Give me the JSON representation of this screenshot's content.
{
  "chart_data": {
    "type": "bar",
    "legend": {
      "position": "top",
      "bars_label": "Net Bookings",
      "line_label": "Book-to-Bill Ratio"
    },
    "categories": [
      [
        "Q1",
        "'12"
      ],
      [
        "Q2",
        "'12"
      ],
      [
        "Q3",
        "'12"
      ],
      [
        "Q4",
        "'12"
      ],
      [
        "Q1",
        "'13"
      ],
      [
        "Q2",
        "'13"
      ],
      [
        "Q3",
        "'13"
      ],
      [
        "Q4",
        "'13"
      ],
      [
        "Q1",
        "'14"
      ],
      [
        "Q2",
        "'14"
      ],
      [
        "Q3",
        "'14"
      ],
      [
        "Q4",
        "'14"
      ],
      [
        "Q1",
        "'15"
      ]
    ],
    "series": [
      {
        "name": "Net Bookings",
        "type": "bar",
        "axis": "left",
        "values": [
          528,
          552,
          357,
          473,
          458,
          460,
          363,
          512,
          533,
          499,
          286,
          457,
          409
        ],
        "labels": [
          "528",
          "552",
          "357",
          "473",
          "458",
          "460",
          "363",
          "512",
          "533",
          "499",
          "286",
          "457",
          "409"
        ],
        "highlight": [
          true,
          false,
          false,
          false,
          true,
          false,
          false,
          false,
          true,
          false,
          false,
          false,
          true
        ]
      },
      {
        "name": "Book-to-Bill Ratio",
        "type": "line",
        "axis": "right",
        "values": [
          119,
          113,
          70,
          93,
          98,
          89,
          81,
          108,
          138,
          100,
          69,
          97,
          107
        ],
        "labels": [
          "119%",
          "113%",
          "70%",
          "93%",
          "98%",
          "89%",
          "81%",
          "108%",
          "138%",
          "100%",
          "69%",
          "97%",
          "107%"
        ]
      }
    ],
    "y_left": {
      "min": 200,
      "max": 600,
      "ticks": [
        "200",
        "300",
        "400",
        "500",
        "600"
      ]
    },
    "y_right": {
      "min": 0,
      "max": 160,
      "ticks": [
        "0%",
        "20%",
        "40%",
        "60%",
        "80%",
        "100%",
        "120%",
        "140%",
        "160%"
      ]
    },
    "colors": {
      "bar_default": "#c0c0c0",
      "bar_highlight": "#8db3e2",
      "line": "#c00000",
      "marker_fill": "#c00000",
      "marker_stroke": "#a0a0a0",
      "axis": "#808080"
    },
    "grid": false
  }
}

******

• Required task: Extract the data in full. Keep it word for word.

• Solution to the problem:
Give me the JSON representation of this screenshot's content.
{
  "chart_data": {
    "type": "bar",
    "legend": {
      "position": "top",
      "bars_label": "Net Bookings",
      "line_label": "Book-to-Bill Ratio"
    },
    "categories": [
      [
        "Q1",
        "'12"
      ],
      [
        "Q2",
        "'12"
      ],
      [
        "Q3",
        "'12"
      ],
      [
        "Q4",
        "'12"
      ],
      [
        "Q1",
        "'13"
      ],
      [
        "Q2",
        "'13"
      ],
      [
        "Q3",
        "'13"
      ],
      [
        "Q4",
        "'13"
      ],
      [
        "Q1",
        "'14"
      ],
      [
        "Q2",
        "'14"
      ],
      [
        "Q3",
        "'14"
      ],
      [
        "Q4",
        "'14"
      ],
      [
        "Q1",
        "'15"
      ]
    ],
    "series": [
      {
        "name": "Net Bookings",
        "type": "bar",
        "axis": "left",
        "values": [
          528,
          552,
          357,
          473,
          458,
          460,
          363,
          512,
          533,
          499,
          286,
          457,
          409
        ],
        "labels": [
          "528",
          "552",
          "357",
          "473",
          "458",
          "460",
          "363",
          "512",
          "533",
          "499",
          "286",
          "457",
          "409"
        ],
        "highlight": [
          true,
          false,
          false,
          false,
          true,
          false,
          false,
          false,
          true,
          false,
          false,
          false,
          true
        ]
      },
      {
        "name": "Book-to-Bill Ratio",
        "type": "line",
        "axis": "right",
        "values": [
          119,
          113,
          70,
          93,
          98,
          89,
          81,
          108,
          138,
          100,
          69,
          97,
          107
        ],
        "labels": [
          "119%",
          "113%",
          "70%",
          "93%",
          "98%",
          "89%",
          "81%",
          "108%",
          "138%",
          "100%",
          "69%",
          "97%",
          "107%"
        ]
      }
    ],
    "y_left": {
      "min": 200,
      "max": 600,
      "ticks": [
        "200",
        "300",
        "400",
        "500",
        "600"
      ]
    },
    "y_right": {
      "min": 0,
      "max": 160,
      "ticks": [
        "0%",
        "20%",
        "40%",
        "60%",
        "80%",
        "100%",
        "120%",
        "140%",
        "160%"
      ]
    },
    "colors": {
      "bar_default": "#c0c0c0",
      "bar_highlight": "#8db3e2",
      "line": "#c00000",
      "marker_fill": "#c00000",
      "marker_stroke": "#a0a0a0",
      "axis": "#808080"
    },
    "grid": false
  }
}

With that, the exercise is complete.